STATED PROBLEM
Give only the number of lines in these records that contain the word "this".

+++

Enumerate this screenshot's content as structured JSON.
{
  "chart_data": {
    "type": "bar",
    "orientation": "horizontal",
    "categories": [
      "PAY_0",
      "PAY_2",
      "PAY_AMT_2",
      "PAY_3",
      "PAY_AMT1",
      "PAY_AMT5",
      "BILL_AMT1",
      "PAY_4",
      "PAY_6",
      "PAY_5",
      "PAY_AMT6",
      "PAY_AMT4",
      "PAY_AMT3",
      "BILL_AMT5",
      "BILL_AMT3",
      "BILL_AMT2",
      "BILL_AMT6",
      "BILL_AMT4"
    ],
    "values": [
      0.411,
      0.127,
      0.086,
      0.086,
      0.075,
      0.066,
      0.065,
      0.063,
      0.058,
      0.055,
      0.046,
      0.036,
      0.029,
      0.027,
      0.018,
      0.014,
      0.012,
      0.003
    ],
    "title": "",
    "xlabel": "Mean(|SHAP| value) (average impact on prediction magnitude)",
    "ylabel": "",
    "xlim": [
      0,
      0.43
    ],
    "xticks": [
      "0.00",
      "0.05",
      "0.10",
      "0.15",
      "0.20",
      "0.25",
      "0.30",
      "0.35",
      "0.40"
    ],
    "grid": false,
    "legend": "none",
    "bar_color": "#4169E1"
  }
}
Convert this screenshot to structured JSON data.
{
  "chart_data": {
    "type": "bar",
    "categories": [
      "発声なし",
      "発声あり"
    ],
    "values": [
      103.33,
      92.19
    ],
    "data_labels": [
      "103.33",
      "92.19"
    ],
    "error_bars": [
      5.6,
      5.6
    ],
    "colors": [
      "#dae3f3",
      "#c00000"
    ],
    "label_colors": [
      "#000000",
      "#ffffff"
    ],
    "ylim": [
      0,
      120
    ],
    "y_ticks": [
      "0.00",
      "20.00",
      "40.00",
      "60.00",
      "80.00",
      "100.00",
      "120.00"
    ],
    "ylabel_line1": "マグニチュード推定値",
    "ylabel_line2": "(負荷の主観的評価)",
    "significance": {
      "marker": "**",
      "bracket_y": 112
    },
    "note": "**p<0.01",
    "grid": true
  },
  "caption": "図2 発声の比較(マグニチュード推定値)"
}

+++

RESULT
2